▶ [Stated task]: Every line below should be repeated exactly.
++++ Data section ++++
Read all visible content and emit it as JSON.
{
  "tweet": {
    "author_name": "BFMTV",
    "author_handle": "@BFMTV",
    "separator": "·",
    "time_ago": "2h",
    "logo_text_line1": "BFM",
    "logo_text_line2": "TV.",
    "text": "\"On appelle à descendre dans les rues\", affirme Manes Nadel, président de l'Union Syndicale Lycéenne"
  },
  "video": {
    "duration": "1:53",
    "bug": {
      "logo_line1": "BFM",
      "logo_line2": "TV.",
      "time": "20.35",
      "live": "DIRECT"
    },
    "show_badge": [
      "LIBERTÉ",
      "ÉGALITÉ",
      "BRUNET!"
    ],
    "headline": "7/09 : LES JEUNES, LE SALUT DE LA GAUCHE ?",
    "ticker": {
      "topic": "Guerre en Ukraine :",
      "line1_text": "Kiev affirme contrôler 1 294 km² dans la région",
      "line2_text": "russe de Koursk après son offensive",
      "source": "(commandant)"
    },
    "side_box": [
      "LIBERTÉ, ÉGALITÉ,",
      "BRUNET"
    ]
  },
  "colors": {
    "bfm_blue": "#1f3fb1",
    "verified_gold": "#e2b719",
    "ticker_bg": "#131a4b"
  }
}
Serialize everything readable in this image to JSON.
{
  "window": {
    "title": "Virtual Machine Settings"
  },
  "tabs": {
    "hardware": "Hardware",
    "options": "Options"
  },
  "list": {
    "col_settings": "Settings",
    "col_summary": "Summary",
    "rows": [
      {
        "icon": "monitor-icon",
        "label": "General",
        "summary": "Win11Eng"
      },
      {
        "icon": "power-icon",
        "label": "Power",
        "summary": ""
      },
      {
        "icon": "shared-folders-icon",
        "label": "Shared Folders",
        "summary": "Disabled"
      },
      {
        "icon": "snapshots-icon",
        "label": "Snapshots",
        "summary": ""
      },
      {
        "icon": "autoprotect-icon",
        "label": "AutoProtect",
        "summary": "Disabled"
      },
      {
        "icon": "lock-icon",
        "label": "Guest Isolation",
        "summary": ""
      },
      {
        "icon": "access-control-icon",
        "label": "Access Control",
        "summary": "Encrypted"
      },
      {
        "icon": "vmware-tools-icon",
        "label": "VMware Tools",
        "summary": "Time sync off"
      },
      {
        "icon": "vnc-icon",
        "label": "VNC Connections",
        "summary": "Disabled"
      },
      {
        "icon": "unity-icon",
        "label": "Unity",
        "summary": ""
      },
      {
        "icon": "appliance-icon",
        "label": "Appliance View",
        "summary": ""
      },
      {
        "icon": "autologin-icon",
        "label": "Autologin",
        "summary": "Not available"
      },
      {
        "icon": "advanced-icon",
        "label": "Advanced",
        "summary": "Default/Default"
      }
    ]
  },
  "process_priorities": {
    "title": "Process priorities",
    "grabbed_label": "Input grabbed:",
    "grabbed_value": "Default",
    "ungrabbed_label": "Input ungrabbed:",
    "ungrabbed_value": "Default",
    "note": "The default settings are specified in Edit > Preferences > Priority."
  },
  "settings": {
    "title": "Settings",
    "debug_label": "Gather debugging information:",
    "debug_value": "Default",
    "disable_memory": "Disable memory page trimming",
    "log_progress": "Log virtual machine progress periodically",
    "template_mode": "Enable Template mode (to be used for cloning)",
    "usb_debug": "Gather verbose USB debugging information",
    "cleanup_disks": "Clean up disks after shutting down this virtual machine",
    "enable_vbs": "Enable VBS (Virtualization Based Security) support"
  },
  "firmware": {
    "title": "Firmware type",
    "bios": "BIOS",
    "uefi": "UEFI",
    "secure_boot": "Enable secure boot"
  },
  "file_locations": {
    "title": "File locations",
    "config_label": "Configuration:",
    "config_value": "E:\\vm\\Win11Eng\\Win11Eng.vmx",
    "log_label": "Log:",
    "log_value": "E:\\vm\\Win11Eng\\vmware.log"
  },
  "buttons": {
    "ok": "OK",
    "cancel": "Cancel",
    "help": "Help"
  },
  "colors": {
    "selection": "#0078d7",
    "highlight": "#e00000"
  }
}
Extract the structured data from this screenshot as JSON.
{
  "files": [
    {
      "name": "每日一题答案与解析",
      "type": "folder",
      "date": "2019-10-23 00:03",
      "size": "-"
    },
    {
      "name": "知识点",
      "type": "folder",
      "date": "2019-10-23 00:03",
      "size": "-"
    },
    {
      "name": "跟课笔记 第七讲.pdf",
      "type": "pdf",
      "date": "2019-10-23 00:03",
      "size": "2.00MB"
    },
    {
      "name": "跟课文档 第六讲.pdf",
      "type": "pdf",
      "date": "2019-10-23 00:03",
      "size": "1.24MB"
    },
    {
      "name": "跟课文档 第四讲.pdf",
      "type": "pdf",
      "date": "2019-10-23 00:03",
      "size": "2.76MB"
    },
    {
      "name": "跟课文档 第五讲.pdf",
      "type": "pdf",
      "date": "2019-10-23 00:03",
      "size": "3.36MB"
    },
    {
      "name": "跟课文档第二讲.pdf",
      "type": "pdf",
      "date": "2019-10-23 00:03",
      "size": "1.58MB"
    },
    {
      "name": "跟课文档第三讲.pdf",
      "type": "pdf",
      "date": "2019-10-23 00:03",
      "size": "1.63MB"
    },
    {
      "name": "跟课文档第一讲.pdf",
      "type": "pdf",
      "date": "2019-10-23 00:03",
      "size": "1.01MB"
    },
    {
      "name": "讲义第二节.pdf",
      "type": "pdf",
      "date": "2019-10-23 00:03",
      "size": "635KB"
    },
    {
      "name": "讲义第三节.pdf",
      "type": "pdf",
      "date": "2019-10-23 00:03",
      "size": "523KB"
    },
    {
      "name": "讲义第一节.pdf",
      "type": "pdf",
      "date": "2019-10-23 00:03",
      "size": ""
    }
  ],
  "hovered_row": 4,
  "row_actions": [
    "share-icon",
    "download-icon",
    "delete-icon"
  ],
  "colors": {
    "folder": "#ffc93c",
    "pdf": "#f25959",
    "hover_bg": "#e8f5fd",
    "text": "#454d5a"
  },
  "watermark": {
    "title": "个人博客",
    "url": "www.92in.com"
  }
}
++++
▶ [Result of this exercise]:
Read all visible content and emit it as JSON.
{
  "tweet": {
    "author_name": "BFMTV",
    "author_handle": "@BFMTV",
    "separator": "·",
    "time_ago": "2h",
    "logo_text_line1": "BFM",
    "logo_text_line2": "TV.",
    "text": "\"On appelle à descendre dans les rues\", affirme Manes Nadel, président de l'Union Syndicale Lycéenne"
  },
  "video": {
    "duration": "1:53",
    "bug": {
      "logo_line1": "BFM",
      "logo_line2": "TV.",
      "time": "20.35",
      "live": "DIRECT"
    },
    "show_badge": [
      "LIBERTÉ",
      "ÉGALITÉ",
      "BRUNET!"
    ],
    "headline": "7/09 : LES JEUNES, LE SALUT DE LA GAUCHE ?",
    "ticker": {
      "topic": "Guerre en Ukraine :",
      "line1_text": "Kiev affirme contrôler 1 294 km² dans la région",
      "line2_text": "russe de Koursk après son offensive",
      "source": "(commandant)"
    },
    "side_box": [
      "LIBERTÉ, ÉGALITÉ,",
      "BRUNET"
    ]
  },
  "colors": {
    "bfm_blue": "#1f3fb1",
    "verified_gold": "#e2b719",
    "ticker_bg": "#131a4b"
  }
}
Serialize everything readable in this image to JSON.
{
  "window": {
    "title": "Virtual Machine Settings"
  },
  "tabs": {
    "hardware": "Hardware",
    "options": "Options"
  },
  "list": {
    "col_settings": "Settings",
    "col_summary": "Summary",
    "rows": [
      {
        "icon": "monitor-icon",
        "label": "General",
        "summary": "Win11Eng"
      },
      {
        "icon": "power-icon",
        "label": "Power",
        "summary": ""
      },
      {
        "icon": "shared-folders-icon",
        "label": "Shared Folders",
        "summary": "Disabled"
      },
      {
        "icon": "snapshots-icon",
        "label": "Snapshots",
        "summary": ""
      },
      {
        "icon": "autoprotect-icon",
        "label": "AutoProtect",
        "summary": "Disabled"
      },
      {
        "icon": "lock-icon",
        "label": "Guest Isolation",
        "summary": ""
      },
      {
        "icon": "access-control-icon",
        "label": "Access Control",
        "summary": "Encrypted"
      },
      {
        "icon": "vmware-tools-icon",
        "label": "VMware Tools",
        "summary": "Time sync off"
      },
      {
        "icon": "vnc-icon",
        "label": "VNC Connections",
        "summary": "Disabled"
      },
      {
        "icon": "unity-icon",
        "label": "Unity",
        "summary": ""
      },
      {
        "icon": "appliance-icon",
        "label": "Appliance View",
        "summary": ""
      },
      {
        "icon": "autologin-icon",
        "label": "Autologin",
        "summary": "Not available"
      },
      {
        "icon": "advanced-icon",
        "label": "Advanced",
        "summary": "Default/Default"
      }
    ]
  },
  "process_priorities": {
    "title": "Process priorities",
    "grabbed_label": "Input grabbed:",
    "grabbed_value": "Default",
    "ungrabbed_label": "Input ungrabbed:",
    "ungrabbed_value": "Default",
    "note": "The default settings are specified in Edit > Preferences > Priority."
  },
  "settings": {
    "title": "Settings",
    "debug_label": "Gather debugging information:",
    "debug_value": "Default",
    "disable_memory": "Disable memory page trimming",
    "log_progress": "Log virtual machine progress periodically",
    "template_mode": "Enable Template mode (to be used for cloning)",
    "usb_debug": "Gather verbose USB debugging information",
    "cleanup_disks": "Clean up disks after shutting down this virtual machine",
    "enable_vbs": "Enable VBS (Virtualization Based Security) support"
  },
  "firmware": {
    "title": "Firmware type",
    "bios": "BIOS",
    "uefi": "UEFI",
    "secure_boot": "Enable secure boot"
  },
  "file_locations": {
    "title": "File locations",
    "config_label": "Configuration:",
    "config_value": "E:\\vm\\Win11Eng\\Win11Eng.vmx",
    "log_label": "Log:",
    "log_value": "E:\\vm\\Win11Eng\\vmware.log"
  },
  "buttons": {
    "ok": "OK",
    "cancel": "Cancel",
    "help": "Help"
  },
  "colors": {
    "selection": "#0078d7",
    "highlight": "#e00000"
  }
}
Extract the structured data from this screenshot as JSON.
{
  "files": [
    {
      "name": "每日一题答案与解析",
      "type": "folder",
      "date": "2019-10-23 00:03",
      "size": "-"
    },
    {
      "name": "知识点",
      "type": "folder",
      "date": "2019-10-23 00:03",
      "size": "-"
    },
    {
      "name": "跟课笔记 第七讲.pdf",
      "type": "pdf",
      "date": "2019-10-23 00:03",
      "size": "2.00MB"
    },
    {
      "name": "跟课文档 第六讲.pdf",
      "type": "pdf",
      "date": "2019-10-23 00:03",
      "size": "1.24MB"
    },
    {
      "name": "跟课文档 第四讲.pdf",
      "type": "pdf",
      "date": "2019-10-23 00:03",
      "size": "2.76MB"
    },
    {
      "name": "跟课文档 第五讲.pdf",
      "type": "pdf",
      "date": "2019-10-23 00:03",
      "size": "3.36MB"
    },
    {
      "name": "跟课文档第二讲.pdf",
      "type": "pdf",
      "date": "2019-10-23 00:03",
      "size": "1.58MB"
    },
    {
      "name": "跟课文档第三讲.pdf",
      "type": "pdf",
      "date": "2019-10-23 00:03",
      "size": "1.63MB"
    },
    {
      "name": "跟课文档第一讲.pdf",
      "type": "pdf",
      "date": "2019-10-23 00:03",
      "size": "1.01MB"
    },
    {
      "name": "讲义第二节.pdf",
      "type": "pdf",
      "date": "2019-10-23 00:03",
      "size": "635KB"
    },
    {
      "name": "讲义第三节.pdf",
      "type": "pdf",
      "date": "2019-10-23 00:03",
      "size": "523KB"
    },
    {
      "name": "讲义第一节.pdf",
      "type": "pdf",
      "date": "2019-10-23 00:03",
      "size": ""
    }
  ],
  "hovered_row": 4,
  "row_actions": [
    "share-icon",
    "download-icon",
    "delete-icon"
  ],
  "colors": {
    "folder": "#ffc93c",
    "pdf": "#f25959",
    "hover_bg": "#e8f5fd",
    "text": "#454d5a"
  },
  "watermark": {
    "title": "个人博客",
    "url": "www.92in.com"
  }
}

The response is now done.